Items listed in a dataset:
-------------------------
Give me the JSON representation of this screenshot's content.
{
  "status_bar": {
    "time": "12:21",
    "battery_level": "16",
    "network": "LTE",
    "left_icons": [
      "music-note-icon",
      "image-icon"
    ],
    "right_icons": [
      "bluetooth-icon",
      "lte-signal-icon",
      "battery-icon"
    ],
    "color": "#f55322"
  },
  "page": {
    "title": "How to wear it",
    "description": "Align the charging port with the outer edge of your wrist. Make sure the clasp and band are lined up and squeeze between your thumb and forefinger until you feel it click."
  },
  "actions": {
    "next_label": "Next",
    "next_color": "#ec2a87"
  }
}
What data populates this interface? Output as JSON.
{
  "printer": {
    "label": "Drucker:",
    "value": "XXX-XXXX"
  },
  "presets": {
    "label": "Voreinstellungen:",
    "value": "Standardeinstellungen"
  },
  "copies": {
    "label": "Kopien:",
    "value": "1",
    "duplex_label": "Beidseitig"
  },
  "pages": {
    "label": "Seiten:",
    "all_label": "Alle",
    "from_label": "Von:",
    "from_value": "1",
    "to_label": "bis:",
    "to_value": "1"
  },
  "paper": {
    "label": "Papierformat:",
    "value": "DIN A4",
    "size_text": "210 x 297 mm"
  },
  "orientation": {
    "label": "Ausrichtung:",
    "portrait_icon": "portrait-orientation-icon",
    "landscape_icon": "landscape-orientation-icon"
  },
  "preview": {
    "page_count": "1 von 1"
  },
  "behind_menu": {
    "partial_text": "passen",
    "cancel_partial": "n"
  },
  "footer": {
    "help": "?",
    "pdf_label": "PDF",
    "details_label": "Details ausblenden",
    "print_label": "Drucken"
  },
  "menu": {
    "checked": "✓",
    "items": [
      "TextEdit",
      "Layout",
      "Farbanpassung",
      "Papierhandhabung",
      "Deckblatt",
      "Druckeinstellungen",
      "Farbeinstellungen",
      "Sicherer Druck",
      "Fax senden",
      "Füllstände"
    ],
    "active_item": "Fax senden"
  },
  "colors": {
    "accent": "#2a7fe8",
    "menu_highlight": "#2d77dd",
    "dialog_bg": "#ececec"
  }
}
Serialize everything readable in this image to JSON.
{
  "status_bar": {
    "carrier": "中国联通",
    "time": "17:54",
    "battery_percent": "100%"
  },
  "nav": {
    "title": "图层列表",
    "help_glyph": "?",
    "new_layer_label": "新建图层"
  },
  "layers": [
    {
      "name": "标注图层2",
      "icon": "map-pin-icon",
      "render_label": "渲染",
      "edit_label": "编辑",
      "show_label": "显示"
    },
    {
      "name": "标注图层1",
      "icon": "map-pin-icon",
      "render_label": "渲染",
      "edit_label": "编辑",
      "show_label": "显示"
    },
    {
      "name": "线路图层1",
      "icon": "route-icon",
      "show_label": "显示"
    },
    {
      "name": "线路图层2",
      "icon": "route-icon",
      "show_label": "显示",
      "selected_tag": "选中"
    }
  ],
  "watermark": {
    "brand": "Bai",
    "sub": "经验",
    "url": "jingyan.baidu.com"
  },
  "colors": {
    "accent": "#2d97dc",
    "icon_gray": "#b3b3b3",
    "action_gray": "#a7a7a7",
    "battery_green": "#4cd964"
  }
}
-------------------------
■ **Problem to solve**: Transcribe each entry exactly.

■ **Complete output**:
Give me the JSON representation of this screenshot's content.
{
  "status_bar": {
    "time": "12:21",
    "battery_level": "16",
    "network": "LTE",
    "left_icons": [
      "music-note-icon",
      "image-icon"
    ],
    "right_icons": [
      "bluetooth-icon",
      "lte-signal-icon",
      "battery-icon"
    ],
    "color": "#f55322"
  },
  "page": {
    "title": "How to wear it",
    "description": "Align the charging port with the outer edge of your wrist. Make sure the clasp and band are lined up and squeeze between your thumb and forefinger until you feel it click."
  },
  "actions": {
    "next_label": "Next",
    "next_color": "#ec2a87"
  }
}
What data populates this interface? Output as JSON.
{
  "printer": {
    "label": "Drucker:",
    "value": "XXX-XXXX"
  },
  "presets": {
    "label": "Voreinstellungen:",
    "value": "Standardeinstellungen"
  },
  "copies": {
    "label": "Kopien:",
    "value": "1",
    "duplex_label": "Beidseitig"
  },
  "pages": {
    "label": "Seiten:",
    "all_label": "Alle",
    "from_label": "Von:",
    "from_value": "1",
    "to_label": "bis:",
    "to_value": "1"
  },
  "paper": {
    "label": "Papierformat:",
    "value": "DIN A4",
    "size_text": "210 x 297 mm"
  },
  "orientation": {
    "label": "Ausrichtung:",
    "portrait_icon": "portrait-orientation-icon",
    "landscape_icon": "landscape-orientation-icon"
  },
  "preview": {
    "page_count": "1 von 1"
  },
  "behind_menu": {
    "partial_text": "passen",
    "cancel_partial": "n"
  },
  "footer": {
    "help": "?",
    "pdf_label": "PDF",
    "details_label": "Details ausblenden",
    "print_label": "Drucken"
  },
  "menu": {
    "checked": "✓",
    "items": [
      "TextEdit",
      "Layout",
      "Farbanpassung",
      "Papierhandhabung",
      "Deckblatt",
      "Druckeinstellungen",
      "Farbeinstellungen",
      "Sicherer Druck",
      "Fax senden",
      "Füllstände"
    ],
    "active_item": "Fax senden"
  },
  "colors": {
    "accent": "#2a7fe8",
    "menu_highlight": "#2d77dd",
    "dialog_bg": "#ececec"
  }
}
Serialize everything readable in this image to JSON.
{
  "status_bar": {
    "carrier": "中国联通",
    "time": "17:54",
    "battery_percent": "100%"
  },
  "nav": {
    "title": "图层列表",
    "help_glyph": "?",
    "new_layer_label": "新建图层"
  },
  "layers": [
    {
      "name": "标注图层2",
      "icon": "map-pin-icon",
      "render_label": "渲染",
      "edit_label": "编辑",
      "show_label": "显示"
    },
    {
      "name": "标注图层1",
      "icon": "map-pin-icon",
      "render_label": "渲染",
      "edit_label": "编辑",
      "show_label": "显示"
    },
    {
      "name": "线路图层1",
      "icon": "route-icon",
      "show_label": "显示"
    },
    {
      "name": "线路图层2",
      "icon": "route-icon",
      "show_label": "显示",
      "selected_tag": "选中"
    }
  ],
  "watermark": {
    "brand": "Bai",
    "sub": "经验",
    "url": "jingyan.baidu.com"
  },
  "colors": {
    "accent": "#2d97dc",
    "icon_gray": "#b3b3b3",
    "action_gray": "#a7a7a7",
    "battery_green": "#4cd964"
  }
}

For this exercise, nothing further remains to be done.